■ Written problem ■
Gather the lines that hold the string "github".

□ □ □ □ □ □ □

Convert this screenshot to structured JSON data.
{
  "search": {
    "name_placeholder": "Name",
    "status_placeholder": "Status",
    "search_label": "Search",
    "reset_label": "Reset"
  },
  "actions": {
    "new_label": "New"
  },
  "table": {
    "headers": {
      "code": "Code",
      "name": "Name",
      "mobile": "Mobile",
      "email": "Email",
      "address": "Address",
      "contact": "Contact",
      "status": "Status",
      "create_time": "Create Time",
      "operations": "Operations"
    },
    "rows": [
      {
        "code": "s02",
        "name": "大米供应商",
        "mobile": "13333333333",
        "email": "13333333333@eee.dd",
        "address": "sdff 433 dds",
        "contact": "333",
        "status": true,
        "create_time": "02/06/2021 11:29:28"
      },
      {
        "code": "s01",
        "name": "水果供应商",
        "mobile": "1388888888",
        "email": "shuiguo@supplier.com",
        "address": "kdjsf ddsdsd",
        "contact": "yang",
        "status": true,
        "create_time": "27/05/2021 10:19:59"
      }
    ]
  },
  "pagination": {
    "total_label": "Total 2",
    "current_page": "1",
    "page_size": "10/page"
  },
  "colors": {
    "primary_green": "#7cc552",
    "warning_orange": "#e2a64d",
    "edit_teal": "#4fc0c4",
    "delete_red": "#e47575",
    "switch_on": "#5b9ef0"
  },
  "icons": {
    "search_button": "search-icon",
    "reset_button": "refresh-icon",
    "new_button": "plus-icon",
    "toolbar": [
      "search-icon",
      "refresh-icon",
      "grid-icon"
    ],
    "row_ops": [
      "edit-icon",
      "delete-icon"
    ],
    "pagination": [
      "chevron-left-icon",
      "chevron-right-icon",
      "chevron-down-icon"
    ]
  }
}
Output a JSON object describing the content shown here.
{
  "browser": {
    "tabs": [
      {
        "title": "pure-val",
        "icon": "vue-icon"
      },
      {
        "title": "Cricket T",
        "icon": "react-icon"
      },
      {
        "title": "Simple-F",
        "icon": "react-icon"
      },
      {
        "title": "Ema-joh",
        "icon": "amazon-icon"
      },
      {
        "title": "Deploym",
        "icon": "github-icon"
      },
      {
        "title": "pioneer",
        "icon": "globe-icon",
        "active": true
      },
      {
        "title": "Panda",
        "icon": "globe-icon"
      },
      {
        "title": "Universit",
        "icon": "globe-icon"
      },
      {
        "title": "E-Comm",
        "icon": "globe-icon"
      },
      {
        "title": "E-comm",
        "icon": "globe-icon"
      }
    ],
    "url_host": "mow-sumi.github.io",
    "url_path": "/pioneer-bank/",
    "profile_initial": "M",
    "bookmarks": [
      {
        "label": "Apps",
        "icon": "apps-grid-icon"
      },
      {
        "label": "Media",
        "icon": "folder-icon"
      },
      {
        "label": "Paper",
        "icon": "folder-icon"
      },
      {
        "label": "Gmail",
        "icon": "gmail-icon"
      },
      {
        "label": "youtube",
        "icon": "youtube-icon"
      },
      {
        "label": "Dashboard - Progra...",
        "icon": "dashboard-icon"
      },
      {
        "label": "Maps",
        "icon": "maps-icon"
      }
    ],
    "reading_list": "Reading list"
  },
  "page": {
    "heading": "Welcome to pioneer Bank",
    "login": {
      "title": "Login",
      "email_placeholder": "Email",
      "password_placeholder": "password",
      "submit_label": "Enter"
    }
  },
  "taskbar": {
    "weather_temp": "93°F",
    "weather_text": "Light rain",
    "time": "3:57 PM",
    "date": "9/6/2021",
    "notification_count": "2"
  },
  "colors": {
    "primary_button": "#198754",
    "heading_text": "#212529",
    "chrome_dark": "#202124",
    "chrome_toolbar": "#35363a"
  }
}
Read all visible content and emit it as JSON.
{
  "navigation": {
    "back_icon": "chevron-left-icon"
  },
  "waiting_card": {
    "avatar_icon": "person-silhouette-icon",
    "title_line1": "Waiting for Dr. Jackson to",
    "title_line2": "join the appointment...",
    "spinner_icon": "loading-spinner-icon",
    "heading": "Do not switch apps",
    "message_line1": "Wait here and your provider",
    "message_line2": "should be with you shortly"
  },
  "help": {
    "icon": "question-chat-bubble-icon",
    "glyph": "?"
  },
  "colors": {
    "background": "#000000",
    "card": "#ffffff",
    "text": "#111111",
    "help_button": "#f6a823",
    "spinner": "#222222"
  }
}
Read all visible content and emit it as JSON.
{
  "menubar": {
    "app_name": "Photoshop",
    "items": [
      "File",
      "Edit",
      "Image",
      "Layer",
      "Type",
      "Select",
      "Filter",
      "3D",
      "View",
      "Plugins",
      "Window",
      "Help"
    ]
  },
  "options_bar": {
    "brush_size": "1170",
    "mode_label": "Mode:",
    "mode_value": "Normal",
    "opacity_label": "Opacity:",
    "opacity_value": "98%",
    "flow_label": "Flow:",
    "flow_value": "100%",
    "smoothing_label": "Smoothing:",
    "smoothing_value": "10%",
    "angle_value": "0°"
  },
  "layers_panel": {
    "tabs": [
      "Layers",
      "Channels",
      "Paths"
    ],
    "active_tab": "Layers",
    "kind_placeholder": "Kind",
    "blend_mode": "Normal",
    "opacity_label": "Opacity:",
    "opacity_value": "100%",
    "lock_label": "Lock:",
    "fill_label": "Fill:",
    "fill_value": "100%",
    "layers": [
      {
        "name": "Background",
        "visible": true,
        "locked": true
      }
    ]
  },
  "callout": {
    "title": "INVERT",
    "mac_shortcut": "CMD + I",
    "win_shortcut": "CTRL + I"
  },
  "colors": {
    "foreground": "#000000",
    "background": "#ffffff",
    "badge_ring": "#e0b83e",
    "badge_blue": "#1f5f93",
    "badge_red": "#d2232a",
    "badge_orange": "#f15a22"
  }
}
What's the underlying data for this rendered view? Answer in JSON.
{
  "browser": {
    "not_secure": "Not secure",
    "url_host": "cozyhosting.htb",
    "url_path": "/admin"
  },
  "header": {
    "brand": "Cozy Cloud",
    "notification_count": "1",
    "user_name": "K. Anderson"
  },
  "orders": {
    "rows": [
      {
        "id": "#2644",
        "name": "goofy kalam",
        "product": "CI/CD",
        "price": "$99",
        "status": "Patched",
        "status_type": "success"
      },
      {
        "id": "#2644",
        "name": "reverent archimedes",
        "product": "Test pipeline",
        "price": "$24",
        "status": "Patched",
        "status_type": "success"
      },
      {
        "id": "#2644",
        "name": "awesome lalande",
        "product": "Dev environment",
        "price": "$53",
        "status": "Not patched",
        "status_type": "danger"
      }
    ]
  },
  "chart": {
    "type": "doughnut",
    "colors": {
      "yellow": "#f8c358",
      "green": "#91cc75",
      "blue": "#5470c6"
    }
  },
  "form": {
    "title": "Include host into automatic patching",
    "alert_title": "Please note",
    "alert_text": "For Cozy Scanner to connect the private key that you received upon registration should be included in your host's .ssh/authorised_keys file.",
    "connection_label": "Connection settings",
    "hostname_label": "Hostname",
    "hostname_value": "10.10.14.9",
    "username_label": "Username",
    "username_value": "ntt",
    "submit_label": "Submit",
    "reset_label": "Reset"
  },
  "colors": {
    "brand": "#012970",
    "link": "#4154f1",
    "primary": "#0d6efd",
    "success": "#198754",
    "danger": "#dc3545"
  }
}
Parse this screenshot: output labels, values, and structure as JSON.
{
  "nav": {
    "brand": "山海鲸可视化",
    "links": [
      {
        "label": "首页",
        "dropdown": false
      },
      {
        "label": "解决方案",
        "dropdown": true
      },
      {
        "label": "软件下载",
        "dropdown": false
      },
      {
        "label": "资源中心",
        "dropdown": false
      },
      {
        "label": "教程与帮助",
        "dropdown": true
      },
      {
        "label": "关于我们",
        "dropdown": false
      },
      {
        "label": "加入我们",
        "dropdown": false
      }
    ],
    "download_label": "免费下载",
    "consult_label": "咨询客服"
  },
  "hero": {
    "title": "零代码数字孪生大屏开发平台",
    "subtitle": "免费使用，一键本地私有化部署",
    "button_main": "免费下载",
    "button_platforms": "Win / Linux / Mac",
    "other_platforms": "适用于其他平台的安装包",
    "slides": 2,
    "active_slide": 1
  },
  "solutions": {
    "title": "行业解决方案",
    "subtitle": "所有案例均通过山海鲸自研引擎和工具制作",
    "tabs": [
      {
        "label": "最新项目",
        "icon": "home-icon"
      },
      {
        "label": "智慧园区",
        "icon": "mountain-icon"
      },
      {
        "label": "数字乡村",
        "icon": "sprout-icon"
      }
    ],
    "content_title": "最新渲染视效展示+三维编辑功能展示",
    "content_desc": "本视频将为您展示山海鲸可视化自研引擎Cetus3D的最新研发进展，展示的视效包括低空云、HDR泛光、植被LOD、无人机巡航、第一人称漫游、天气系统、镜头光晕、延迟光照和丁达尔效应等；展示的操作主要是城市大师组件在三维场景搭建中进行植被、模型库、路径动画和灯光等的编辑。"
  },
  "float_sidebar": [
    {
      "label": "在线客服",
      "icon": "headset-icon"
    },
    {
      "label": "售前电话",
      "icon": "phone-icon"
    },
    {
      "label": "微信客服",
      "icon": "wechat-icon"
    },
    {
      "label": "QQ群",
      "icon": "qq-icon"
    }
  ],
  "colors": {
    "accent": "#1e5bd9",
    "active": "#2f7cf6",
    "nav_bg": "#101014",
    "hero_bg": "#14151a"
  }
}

□ □ □ □ □ □ □

■ Exercise answer ■
        "icon": "github-icon"
    "url_host": "mow-sumi.github.io",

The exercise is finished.